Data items
-------
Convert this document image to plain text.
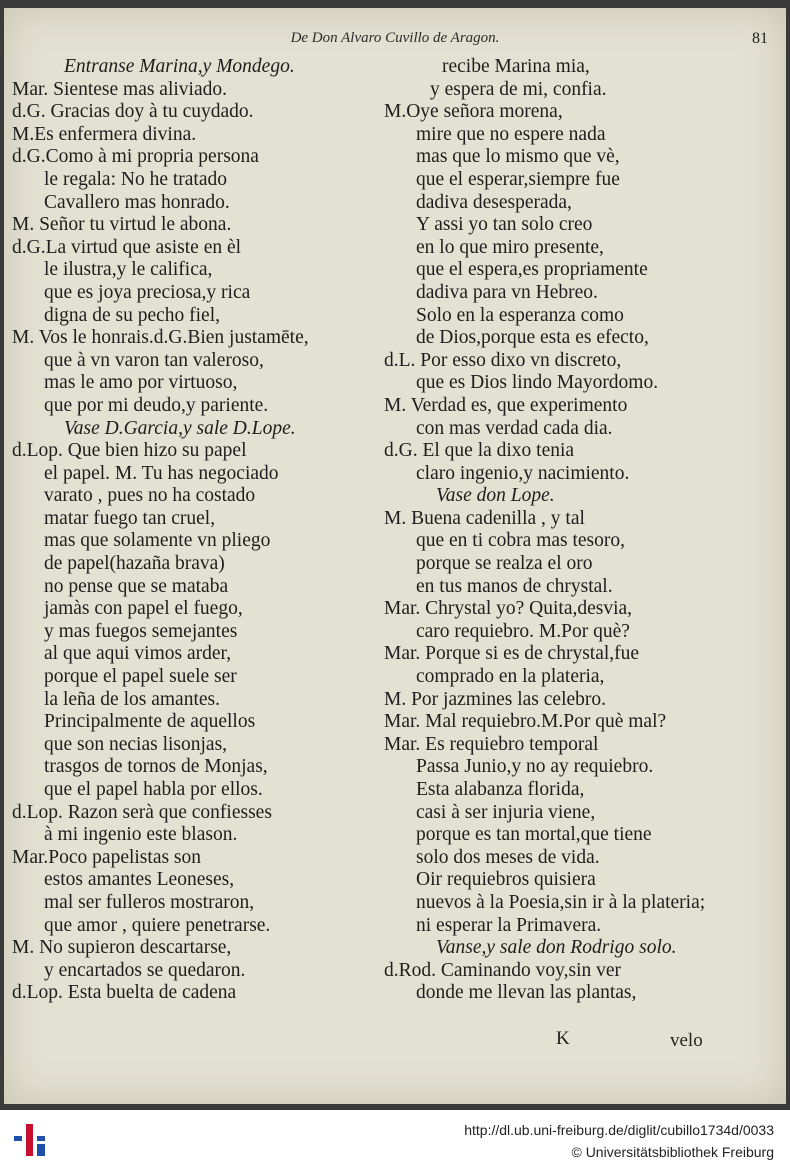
De Don Alvaro Cuvillo de Aragon.	81
Entranse Marina,y Mondego.
Mar. Sientese mas aliviado.
d.G. Gracias doy à tu cuydado.
M.Es enfermera divina.
d.G.Como à mi propria persona
le regala: No he tratado
Cavallero mas honrado.
M. Señor tu virtud le abona.
d.G.La virtud que asiste en èl
le ilustra,y le califica,
que es joya preciosa,y rica
digna de su pecho fiel,
M. Vos le honrais.d.G.Bien justamēte,
que à vn varon tan valeroso,
mas le amo por virtuoso,
que por mi deudo,y pariente.
Vase D.Garcia,y sale D.Lope.
d.Lop. Que bien hizo su papel
el papel. M. Tu has negociado
varato , pues no ha costado
matar fuego tan cruel,
mas que solamente vn pliego
de papel(hazaña brava)
no pense que se mataba
jamàs con papel el fuego,
y mas fuegos semejantes
al que aqui vimos arder,
porque el papel suele ser
la leña de los amantes.
Principalmente de aquellos
que son necias lisonjas,
trasgos de tornos de Monjas,
que el papel habla por ellos.
d.Lop. Razon serà que confiesses
à mi ingenio este blason.
Mar.Poco papelistas son
estos amantes Leoneses,
mal ser fulleros mostraron,
que amor , quiere penetrarse.
M. No supieron descartarse,
y encartados se quedaron.
d.Lop. Esta buelta de cadena
recibe Marina mia,
y espera de mi, confia.
M.Oye señora morena,
mire que no espere nada
mas que lo mismo que vè,
que el esperar,siempre fue
dadiva desesperada,
Y assi yo tan solo creo
en lo que miro presente,
que el espera,es propriamente
dadiva para vn Hebreo.
Solo en la esperanza como
de Dios,porque esta es efecto,
d.L. Por esso dixo vn discreto,
que es Dios lindo Mayordomo.
M. Verdad es, que experimento
con mas verdad cada dia.
d.G. El que la dixo tenia
claro ingenio,y nacimiento.
Vase don Lope.
M. Buena cadenilla , y tal
que en ti cobra mas tesoro,
porque se realza el oro
en tus manos de chrystal.
Mar. Chrystal yo? Quita,desvia,
caro requiebro. M.Por què?
Mar. Porque si es de chrystal,fue
comprado en la plateria,
M. Por jazmines las celebro.
Mar. Mal requiebro.M.Por què mal?
Mar. Es requiebro temporal
Passa Junio,y no ay requiebro.
Esta alabanza florida,
casi à ser injuria viene,
porque es tan mortal,que tiene
solo dos meses de vida.
Oir requiebros quisiera
nuevos à la Poesia,sin ir à la plateria;
ni esperar la Primavera.
Vanse,y sale don Rodrigo solo.
d.Rod. Caminando voy,sin ver
donde me llevan las plantas,
K	velo
http://dl.ub.uni-freiburg.de/diglit/cubillo1734d/0033
© Universitätsbibliothek Freiburg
-------
PROBLEM STATEMENT
Leave the pictures out and reproduce each record exactly as written.

EXERCISE ANSWER
Convert this document image to plain text.
De Don Alvaro Cuvillo de Aragon.	81
Entranse Marina,y Mondego.
Mar. Sientese mas aliviado.
d.G. Gracias doy à tu cuydado.
M.Es enfermera divina.
d.G.Como à mi propria persona
le regala: No he tratado
Cavallero mas honrado.
M. Señor tu virtud le abona.
d.G.La virtud que asiste en èl
le ilustra,y le califica,
que es joya preciosa,y rica
digna de su pecho fiel,
M. Vos le honrais.d.G.Bien justamēte,
que à vn varon tan valeroso,
mas le amo por virtuoso,
que por mi deudo,y pariente.
Vase D.Garcia,y sale D.Lope.
d.Lop. Que bien hizo su papel
el papel. M. Tu has negociado
varato , pues no ha costado
matar fuego tan cruel,
mas que solamente vn pliego
de papel(hazaña brava)
no pense que se mataba
jamàs con papel el fuego,
y mas fuegos semejantes
al que aqui vimos arder,
porque el papel suele ser
la leña de los amantes.
Principalmente de aquellos
que son necias lisonjas,
trasgos de tornos de Monjas,
que el papel habla por ellos.
d.Lop. Razon serà que confiesses
à mi ingenio este blason.
Mar.Poco papelistas son
estos amantes Leoneses,
mal ser fulleros mostraron,
que amor , quiere penetrarse.
M. No supieron descartarse,
y encartados se quedaron.
d.Lop. Esta buelta de cadena
recibe Marina mia,
y espera de mi, confia.
M.Oye señora morena,
mire que no espere nada
mas que lo mismo que vè,
que el esperar,siempre fue
dadiva desesperada,
Y assi yo tan solo creo
en lo que miro presente,
que el espera,es propriamente
dadiva para vn Hebreo.
Solo en la esperanza como
de Dios,porque esta es efecto,
d.L. Por esso dixo vn discreto,
que es Dios lindo Mayordomo.
M. Verdad es, que experimento
con mas verdad cada dia.
d.G. El que la dixo tenia
claro ingenio,y nacimiento.
Vase don Lope.
M. Buena cadenilla , y tal
que en ti cobra mas tesoro,
porque se realza el oro
en tus manos de chrystal.
Mar. Chrystal yo? Quita,desvia,
caro requiebro. M.Por què?
Mar. Porque si es de chrystal,fue
comprado en la plateria,
M. Por jazmines las celebro.
Mar. Mal requiebro.M.Por què mal?
Mar. Es requiebro temporal
Passa Junio,y no ay requiebro.
Esta alabanza florida,
casi à ser injuria viene,
porque es tan mortal,que tiene
solo dos meses de vida.
Oir requiebros quisiera
nuevos à la Poesia,sin ir à la plateria;
ni esperar la Primavera.
Vanse,y sale don Rodrigo solo.
d.Rod. Caminando voy,sin ver
donde me llevan las plantas,
K	velo
http://dl.ub.uni-freiburg.de/diglit/cubillo1734d/0033
© Universitätsbibliothek Freiburg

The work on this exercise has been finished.